=== Problem ===
In the records below, find each line containing the word "relació" and copy it.
--- BEGIN Raw records ---
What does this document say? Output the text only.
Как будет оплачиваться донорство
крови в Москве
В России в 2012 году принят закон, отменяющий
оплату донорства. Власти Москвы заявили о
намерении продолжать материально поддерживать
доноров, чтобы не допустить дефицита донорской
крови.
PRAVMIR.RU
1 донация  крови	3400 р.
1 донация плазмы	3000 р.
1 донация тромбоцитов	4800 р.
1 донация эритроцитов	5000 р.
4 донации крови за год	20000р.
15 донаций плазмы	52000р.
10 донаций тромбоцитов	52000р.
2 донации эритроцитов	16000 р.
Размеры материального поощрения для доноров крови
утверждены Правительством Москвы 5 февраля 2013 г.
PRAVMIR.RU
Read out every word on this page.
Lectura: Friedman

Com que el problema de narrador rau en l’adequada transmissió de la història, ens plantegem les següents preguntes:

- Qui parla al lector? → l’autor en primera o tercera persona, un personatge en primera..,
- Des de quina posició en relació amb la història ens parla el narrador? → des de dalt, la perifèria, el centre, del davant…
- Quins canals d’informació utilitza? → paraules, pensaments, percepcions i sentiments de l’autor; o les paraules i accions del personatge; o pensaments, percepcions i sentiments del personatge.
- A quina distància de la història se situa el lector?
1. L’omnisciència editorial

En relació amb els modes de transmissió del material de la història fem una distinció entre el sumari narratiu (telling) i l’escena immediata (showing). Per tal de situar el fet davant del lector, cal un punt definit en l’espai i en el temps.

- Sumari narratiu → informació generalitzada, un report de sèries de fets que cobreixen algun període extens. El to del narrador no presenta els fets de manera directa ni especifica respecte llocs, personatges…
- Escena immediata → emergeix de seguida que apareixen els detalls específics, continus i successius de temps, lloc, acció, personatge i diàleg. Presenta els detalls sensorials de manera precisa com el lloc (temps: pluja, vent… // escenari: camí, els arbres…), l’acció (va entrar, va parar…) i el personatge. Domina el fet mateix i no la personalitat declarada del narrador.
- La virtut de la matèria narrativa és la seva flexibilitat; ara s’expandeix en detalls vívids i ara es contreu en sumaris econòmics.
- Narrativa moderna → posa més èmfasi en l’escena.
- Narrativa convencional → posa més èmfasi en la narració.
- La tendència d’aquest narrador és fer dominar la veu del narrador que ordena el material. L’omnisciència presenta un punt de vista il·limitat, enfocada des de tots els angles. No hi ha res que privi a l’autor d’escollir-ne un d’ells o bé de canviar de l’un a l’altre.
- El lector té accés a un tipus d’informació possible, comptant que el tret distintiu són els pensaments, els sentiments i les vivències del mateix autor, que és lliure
--- END Raw records ---
=== Task answer ===
- Des de quina posició en relació amb la història ens parla el narrador? → des de dalt, la perifèria, el centre, del davant…
En relació amb els modes de transmissió del material de la història fem una distinció entre el sumari narratiu (telling) i l’escena immediata (showing). Per tal de situar el fet davant del lector, cal un punt definit en l’espai i en el temps.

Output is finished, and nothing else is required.